*Task prompt*: Report how many lines in the records contain the string "segment", with case counting. Give only the number.

[START Record list]

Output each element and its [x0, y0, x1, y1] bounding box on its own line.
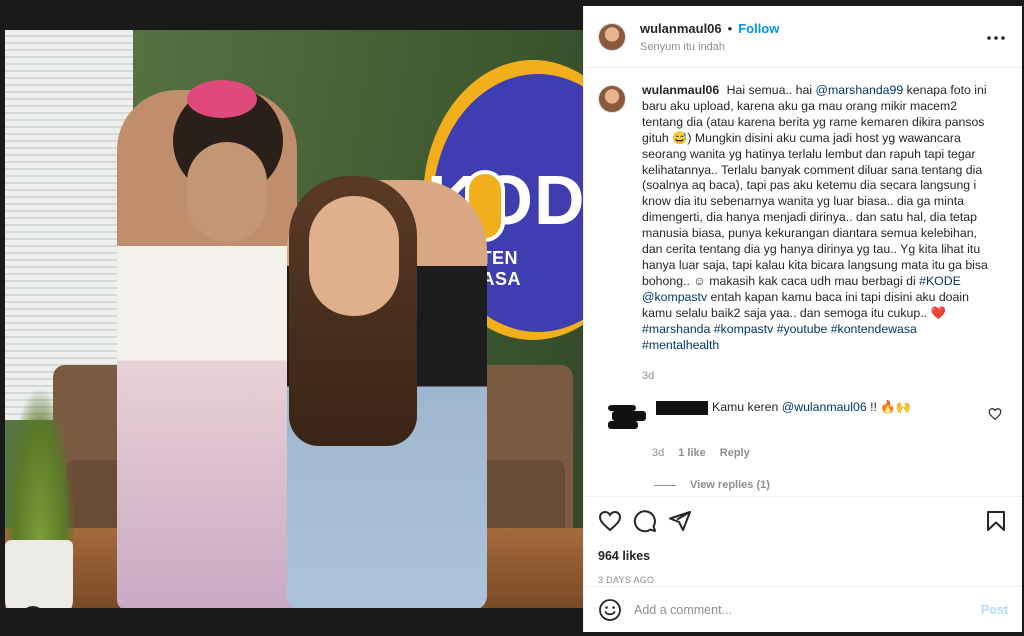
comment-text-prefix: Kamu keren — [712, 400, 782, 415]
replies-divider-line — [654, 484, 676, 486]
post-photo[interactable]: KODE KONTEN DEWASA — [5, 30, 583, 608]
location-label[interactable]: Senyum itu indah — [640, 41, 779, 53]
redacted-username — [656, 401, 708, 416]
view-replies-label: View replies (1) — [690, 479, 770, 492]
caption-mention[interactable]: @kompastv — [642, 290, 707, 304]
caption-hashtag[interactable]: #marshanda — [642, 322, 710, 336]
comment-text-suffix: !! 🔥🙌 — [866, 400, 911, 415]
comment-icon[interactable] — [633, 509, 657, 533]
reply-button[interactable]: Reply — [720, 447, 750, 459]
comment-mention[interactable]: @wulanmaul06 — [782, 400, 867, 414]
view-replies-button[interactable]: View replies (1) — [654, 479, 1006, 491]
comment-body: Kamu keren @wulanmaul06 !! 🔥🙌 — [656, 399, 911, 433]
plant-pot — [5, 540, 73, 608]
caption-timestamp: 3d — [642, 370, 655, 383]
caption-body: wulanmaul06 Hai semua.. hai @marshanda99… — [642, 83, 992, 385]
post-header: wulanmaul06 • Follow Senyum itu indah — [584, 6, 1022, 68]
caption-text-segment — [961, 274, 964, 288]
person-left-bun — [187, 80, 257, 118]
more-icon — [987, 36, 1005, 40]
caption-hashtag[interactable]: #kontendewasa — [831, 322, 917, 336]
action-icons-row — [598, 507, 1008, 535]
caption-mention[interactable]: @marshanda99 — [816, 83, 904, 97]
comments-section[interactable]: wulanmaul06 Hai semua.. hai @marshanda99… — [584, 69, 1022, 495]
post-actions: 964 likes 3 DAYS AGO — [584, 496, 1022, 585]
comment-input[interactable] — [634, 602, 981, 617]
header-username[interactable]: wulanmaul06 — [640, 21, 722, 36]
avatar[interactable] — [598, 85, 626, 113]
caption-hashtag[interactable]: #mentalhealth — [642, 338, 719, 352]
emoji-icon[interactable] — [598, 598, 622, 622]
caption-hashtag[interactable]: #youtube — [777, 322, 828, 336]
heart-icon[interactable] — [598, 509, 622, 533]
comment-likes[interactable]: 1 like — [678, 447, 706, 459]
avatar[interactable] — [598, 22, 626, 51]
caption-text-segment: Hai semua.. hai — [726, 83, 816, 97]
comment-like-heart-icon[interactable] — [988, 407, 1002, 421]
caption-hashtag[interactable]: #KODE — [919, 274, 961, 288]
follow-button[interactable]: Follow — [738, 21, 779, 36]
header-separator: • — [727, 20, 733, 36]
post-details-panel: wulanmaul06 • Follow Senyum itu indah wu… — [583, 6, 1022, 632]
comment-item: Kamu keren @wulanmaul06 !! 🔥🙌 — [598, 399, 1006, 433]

[END Record list]

*Answer to this problem*: 2